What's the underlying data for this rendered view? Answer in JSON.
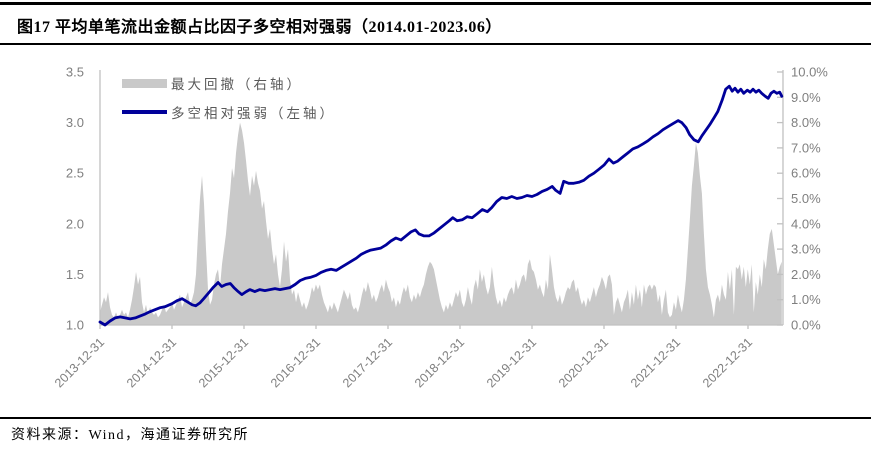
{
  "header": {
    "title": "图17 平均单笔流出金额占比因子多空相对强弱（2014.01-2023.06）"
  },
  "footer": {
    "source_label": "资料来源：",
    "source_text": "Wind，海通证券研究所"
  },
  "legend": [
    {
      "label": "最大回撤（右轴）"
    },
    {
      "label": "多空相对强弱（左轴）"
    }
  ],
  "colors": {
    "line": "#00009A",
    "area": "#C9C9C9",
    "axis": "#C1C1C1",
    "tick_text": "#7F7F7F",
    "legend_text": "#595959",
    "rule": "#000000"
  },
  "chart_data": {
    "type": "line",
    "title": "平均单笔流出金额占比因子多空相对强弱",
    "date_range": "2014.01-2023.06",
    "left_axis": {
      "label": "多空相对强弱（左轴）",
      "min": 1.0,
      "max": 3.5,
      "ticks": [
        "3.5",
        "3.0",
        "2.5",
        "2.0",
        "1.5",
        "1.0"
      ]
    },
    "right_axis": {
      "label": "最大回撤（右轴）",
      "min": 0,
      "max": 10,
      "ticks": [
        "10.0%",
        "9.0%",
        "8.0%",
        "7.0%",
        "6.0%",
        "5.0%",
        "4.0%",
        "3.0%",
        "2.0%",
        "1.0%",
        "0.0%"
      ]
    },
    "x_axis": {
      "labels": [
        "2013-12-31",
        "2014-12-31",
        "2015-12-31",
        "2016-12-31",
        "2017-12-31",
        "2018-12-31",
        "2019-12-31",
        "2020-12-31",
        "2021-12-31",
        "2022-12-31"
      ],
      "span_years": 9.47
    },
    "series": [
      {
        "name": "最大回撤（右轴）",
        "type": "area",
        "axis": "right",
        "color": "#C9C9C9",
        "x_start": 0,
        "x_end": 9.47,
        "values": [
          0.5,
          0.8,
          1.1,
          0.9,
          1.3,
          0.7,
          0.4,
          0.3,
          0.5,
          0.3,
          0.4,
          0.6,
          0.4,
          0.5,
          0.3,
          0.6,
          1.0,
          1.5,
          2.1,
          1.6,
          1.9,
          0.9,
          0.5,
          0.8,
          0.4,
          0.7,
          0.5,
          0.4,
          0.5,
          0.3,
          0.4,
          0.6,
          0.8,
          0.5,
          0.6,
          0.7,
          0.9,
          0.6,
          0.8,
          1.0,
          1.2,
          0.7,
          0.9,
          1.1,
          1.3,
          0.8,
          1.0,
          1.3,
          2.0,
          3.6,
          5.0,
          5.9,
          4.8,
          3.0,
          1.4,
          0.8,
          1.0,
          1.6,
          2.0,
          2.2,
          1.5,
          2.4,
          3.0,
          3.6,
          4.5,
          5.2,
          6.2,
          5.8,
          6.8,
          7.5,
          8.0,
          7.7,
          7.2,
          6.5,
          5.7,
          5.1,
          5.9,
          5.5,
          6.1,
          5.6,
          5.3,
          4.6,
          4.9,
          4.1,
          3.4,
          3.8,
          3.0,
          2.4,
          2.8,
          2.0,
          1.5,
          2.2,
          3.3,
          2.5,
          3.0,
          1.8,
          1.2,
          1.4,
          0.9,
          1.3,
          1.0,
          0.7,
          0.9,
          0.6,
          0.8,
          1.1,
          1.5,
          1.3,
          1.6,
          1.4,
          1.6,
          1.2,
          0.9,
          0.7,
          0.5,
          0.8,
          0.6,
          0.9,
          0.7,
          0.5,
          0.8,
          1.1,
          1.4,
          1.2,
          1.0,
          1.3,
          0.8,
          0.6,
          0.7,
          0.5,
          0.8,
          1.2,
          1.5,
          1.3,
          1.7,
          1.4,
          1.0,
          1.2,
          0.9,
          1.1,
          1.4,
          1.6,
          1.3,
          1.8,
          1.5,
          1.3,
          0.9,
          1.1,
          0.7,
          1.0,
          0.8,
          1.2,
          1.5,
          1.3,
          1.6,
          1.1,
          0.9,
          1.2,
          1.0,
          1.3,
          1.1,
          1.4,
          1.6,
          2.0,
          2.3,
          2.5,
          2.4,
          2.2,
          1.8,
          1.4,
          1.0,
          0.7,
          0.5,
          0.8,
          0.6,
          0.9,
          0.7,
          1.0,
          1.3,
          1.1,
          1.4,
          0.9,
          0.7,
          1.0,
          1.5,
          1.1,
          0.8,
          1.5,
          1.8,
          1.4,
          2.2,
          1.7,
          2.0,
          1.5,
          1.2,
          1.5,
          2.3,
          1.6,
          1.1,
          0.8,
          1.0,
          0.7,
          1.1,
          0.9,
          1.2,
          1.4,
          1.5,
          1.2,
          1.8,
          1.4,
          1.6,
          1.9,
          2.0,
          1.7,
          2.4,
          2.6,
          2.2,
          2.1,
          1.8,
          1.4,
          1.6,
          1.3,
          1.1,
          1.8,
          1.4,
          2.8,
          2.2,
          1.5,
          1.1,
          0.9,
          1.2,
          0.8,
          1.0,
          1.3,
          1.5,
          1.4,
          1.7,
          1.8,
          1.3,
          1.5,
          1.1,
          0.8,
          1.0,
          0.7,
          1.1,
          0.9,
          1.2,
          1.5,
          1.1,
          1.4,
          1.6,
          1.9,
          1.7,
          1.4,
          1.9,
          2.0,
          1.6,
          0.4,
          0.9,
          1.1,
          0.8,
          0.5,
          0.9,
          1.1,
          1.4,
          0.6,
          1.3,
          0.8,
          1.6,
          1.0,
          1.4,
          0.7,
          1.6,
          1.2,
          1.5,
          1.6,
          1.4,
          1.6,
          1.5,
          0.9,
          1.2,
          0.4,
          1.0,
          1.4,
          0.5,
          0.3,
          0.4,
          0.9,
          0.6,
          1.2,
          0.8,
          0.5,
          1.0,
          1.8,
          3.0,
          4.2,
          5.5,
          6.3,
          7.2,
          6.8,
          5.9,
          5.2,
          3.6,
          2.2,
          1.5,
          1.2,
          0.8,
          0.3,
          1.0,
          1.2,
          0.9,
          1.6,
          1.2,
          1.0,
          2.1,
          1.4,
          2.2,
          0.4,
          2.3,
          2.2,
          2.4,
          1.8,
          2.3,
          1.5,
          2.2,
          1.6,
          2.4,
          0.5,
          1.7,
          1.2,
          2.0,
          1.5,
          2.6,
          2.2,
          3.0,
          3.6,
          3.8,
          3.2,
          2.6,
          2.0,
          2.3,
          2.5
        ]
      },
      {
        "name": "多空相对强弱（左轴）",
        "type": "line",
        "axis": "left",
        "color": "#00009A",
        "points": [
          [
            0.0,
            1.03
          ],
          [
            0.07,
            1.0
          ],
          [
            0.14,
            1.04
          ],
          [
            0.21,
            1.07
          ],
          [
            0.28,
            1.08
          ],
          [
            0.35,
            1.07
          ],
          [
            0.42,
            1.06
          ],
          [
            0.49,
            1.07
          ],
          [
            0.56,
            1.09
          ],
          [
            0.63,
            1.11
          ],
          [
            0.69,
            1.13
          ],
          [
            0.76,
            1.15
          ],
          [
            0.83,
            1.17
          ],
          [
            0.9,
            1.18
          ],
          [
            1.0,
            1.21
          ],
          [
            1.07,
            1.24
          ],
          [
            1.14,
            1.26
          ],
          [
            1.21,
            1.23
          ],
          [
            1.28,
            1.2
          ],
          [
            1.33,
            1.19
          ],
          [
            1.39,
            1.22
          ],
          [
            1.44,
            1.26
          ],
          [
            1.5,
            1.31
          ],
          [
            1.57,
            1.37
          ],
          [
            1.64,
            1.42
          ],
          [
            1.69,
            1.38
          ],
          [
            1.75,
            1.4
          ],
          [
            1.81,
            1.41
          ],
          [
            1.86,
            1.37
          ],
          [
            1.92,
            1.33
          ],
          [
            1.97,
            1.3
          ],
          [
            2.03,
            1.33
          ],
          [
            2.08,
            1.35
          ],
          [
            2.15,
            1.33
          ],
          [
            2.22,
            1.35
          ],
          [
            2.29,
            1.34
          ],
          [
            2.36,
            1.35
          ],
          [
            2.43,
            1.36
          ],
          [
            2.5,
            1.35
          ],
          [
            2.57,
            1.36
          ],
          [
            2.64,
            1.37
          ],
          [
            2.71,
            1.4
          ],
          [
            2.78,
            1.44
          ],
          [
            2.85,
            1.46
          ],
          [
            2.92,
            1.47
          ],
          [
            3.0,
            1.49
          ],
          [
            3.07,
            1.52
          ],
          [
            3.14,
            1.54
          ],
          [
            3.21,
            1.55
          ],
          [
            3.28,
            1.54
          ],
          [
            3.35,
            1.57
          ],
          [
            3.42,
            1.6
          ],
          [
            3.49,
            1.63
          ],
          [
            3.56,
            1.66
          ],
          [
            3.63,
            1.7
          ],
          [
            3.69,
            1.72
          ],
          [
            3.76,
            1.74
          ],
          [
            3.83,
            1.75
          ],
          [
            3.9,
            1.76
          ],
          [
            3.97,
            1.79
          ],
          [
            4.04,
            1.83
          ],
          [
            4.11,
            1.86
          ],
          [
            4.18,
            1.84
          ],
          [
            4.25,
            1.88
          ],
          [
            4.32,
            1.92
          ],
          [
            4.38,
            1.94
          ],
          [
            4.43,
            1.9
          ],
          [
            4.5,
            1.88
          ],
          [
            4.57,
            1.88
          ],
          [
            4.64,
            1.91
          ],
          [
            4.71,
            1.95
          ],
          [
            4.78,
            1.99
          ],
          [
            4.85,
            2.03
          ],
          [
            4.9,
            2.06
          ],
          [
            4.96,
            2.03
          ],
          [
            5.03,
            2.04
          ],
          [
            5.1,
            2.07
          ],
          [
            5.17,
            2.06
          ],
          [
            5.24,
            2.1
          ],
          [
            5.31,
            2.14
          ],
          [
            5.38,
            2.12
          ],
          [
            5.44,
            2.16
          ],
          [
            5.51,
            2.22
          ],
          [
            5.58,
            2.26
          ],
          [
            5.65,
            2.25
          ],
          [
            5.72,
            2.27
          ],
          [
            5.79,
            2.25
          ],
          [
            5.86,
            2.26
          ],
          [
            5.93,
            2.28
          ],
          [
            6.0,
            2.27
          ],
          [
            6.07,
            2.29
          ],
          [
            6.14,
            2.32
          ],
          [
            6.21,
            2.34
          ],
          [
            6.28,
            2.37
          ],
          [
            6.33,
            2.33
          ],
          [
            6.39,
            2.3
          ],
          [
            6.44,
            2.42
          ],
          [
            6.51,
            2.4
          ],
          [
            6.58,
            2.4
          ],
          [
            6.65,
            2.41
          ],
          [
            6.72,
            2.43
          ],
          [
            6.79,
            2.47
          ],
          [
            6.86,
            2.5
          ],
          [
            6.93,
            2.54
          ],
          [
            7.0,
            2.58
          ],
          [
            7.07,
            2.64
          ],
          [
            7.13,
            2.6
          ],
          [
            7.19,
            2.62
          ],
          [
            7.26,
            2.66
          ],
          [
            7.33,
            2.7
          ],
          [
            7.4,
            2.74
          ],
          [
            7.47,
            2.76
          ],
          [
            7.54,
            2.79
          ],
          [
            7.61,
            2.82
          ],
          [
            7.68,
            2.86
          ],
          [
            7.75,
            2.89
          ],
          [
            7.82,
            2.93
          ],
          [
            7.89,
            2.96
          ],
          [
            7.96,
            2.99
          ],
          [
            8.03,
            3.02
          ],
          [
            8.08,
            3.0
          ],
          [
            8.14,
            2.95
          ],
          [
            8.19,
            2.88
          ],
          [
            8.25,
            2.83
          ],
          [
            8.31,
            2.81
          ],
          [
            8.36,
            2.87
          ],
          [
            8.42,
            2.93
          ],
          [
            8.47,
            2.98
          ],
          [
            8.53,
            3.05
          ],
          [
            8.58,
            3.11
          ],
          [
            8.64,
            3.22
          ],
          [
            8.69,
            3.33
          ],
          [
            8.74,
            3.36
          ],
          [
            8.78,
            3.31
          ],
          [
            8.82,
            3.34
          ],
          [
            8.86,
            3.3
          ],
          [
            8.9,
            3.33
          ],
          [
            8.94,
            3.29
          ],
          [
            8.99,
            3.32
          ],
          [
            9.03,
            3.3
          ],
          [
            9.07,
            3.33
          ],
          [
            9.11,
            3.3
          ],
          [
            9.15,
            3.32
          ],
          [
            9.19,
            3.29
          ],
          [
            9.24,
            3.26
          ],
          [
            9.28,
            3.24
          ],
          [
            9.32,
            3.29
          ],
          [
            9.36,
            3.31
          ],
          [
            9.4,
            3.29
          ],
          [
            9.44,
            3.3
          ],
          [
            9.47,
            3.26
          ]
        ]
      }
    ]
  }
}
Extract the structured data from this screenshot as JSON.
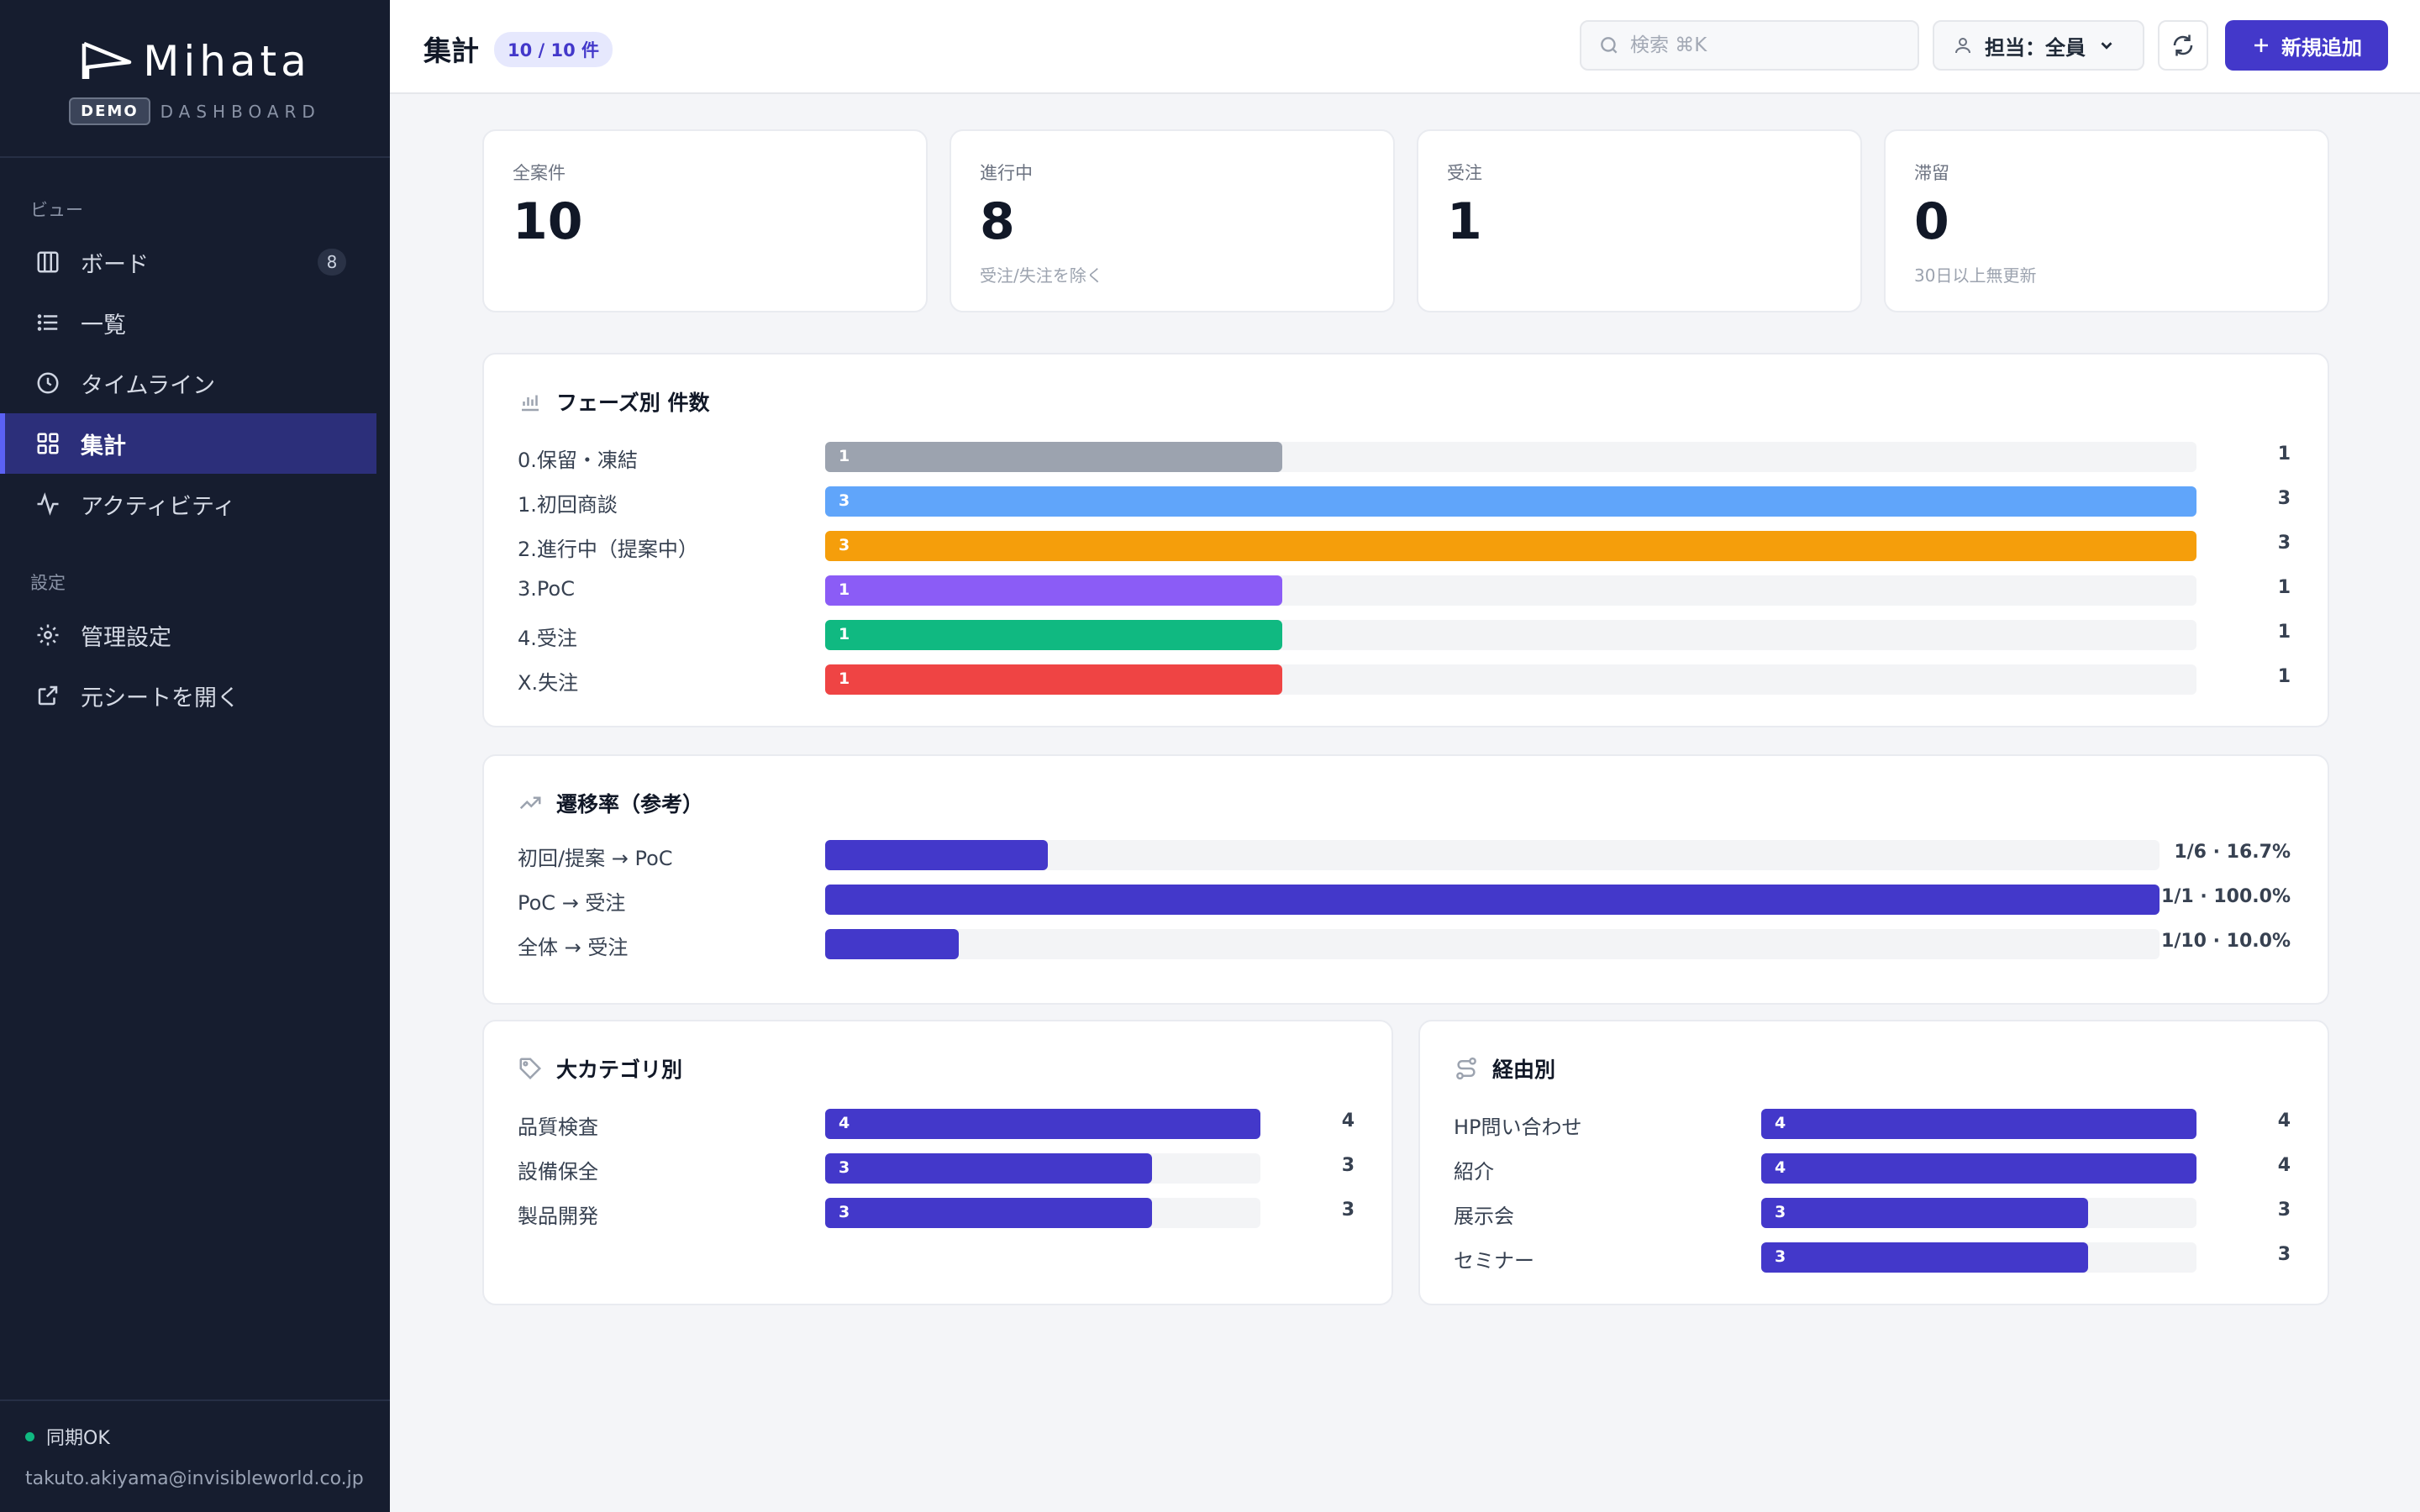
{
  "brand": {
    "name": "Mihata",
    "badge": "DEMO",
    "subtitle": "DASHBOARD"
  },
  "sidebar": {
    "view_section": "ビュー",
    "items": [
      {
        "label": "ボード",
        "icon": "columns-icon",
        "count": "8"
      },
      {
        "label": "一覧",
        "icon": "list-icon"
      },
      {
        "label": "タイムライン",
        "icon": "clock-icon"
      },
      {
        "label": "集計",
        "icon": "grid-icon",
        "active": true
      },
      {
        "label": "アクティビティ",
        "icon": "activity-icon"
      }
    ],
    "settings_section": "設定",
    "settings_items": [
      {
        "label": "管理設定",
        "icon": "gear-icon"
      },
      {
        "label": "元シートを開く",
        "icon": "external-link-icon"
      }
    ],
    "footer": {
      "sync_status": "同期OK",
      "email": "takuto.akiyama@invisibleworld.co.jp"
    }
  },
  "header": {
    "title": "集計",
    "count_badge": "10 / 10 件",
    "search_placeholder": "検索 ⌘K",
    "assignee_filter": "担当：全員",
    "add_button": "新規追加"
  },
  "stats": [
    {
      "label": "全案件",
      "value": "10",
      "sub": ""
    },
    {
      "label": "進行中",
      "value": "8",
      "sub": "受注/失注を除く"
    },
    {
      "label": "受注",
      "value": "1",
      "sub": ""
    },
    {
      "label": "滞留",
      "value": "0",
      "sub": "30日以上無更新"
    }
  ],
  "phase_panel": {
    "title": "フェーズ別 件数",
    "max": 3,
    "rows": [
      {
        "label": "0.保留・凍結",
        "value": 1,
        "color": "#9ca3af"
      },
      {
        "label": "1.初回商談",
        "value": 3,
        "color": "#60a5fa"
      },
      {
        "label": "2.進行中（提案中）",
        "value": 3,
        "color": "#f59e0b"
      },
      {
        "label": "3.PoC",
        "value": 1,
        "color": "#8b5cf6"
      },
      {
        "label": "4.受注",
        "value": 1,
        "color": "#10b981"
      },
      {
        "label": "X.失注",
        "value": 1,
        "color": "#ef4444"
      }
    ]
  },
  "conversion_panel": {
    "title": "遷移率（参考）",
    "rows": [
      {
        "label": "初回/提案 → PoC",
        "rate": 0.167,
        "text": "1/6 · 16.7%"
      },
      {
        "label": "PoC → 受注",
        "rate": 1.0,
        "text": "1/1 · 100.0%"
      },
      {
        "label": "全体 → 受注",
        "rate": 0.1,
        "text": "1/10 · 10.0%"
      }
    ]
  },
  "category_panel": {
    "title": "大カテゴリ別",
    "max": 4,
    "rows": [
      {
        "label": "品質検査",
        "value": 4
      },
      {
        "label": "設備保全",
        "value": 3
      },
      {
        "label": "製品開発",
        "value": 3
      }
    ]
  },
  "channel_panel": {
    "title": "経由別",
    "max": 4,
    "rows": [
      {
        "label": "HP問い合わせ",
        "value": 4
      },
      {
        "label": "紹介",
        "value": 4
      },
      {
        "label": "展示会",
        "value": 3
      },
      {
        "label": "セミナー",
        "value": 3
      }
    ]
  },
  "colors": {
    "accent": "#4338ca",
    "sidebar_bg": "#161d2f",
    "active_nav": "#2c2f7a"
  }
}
__________________________________________________
## Required task
Gather from the data above every line with the string "this".

## The response
What's the underlying data for this rendered view? Answer in JSON.
Extract the structured data from this screenshot as JSON.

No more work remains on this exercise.